*WRITTEN INSTRUCTION*.
Every line in the listing is to be echoed verbatim.

===============

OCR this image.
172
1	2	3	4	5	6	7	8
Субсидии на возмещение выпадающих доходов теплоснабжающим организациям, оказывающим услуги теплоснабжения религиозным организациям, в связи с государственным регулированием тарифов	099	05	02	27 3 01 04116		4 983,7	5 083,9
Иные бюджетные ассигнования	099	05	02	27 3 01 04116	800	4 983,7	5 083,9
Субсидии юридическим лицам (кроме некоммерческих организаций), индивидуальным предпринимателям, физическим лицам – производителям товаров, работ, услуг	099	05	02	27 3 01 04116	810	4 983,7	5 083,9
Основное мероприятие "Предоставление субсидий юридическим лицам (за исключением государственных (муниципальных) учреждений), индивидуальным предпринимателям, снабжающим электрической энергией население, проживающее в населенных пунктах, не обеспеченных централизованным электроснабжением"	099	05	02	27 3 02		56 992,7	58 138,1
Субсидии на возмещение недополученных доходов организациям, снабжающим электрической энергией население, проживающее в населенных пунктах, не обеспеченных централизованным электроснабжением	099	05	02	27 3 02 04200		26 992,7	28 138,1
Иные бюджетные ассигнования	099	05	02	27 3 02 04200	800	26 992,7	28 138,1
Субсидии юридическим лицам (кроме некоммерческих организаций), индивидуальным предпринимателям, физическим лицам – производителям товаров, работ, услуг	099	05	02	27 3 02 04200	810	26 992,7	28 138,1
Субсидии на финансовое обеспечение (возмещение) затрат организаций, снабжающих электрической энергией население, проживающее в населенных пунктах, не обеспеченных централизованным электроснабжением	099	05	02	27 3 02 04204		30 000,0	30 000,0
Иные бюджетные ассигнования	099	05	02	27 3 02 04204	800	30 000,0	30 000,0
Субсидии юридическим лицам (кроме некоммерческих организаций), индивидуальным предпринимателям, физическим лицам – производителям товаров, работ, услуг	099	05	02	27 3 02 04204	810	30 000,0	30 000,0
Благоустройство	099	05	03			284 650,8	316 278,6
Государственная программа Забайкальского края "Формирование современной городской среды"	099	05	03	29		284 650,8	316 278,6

===============

*ANSWER TO THIS PROBLEM*.
OCR this image.
172
1	2	3	4	5	6	7	8
Субсидии на возмещение выпадающих доходов теплоснабжающим организациям, оказывающим услуги теплоснабжения религиозным организациям, в связи с государственным регулированием тарифов	099	05	02	27 3 01 04116		4 983,7	5 083,9
Иные бюджетные ассигнования	099	05	02	27 3 01 04116	800	4 983,7	5 083,9
Субсидии юридическим лицам (кроме некоммерческих организаций), индивидуальным предпринимателям, физическим лицам – производителям товаров, работ, услуг	099	05	02	27 3 01 04116	810	4 983,7	5 083,9
Основное мероприятие "Предоставление субсидий юридическим лицам (за исключением государственных (муниципальных) учреждений), индивидуальным предпринимателям, снабжающим электрической энергией население, проживающее в населенных пунктах, не обеспеченных централизованным электроснабжением"	099	05	02	27 3 02		56 992,7	58 138,1
Субсидии на возмещение недополученных доходов организациям, снабжающим электрической энергией население, проживающее в населенных пунктах, не обеспеченных централизованным электроснабжением	099	05	02	27 3 02 04200		26 992,7	28 138,1
Иные бюджетные ассигнования	099	05	02	27 3 02 04200	800	26 992,7	28 138,1
Субсидии юридическим лицам (кроме некоммерческих организаций), индивидуальным предпринимателям, физическим лицам – производителям товаров, работ, услуг	099	05	02	27 3 02 04200	810	26 992,7	28 138,1
Субсидии на финансовое обеспечение (возмещение) затрат организаций, снабжающих электрической энергией население, проживающее в населенных пунктах, не обеспеченных централизованным электроснабжением	099	05	02	27 3 02 04204		30 000,0	30 000,0
Иные бюджетные ассигнования	099	05	02	27 3 02 04204	800	30 000,0	30 000,0
Субсидии юридическим лицам (кроме некоммерческих организаций), индивидуальным предпринимателям, физическим лицам – производителям товаров, работ, услуг	099	05	02	27 3 02 04204	810	30 000,0	30 000,0
Благоустройство	099	05	03			284 650,8	316 278,6
Государственная программа Забайкальского края "Формирование современной городской среды"	099	05	03	29		284 650,8	316 278,6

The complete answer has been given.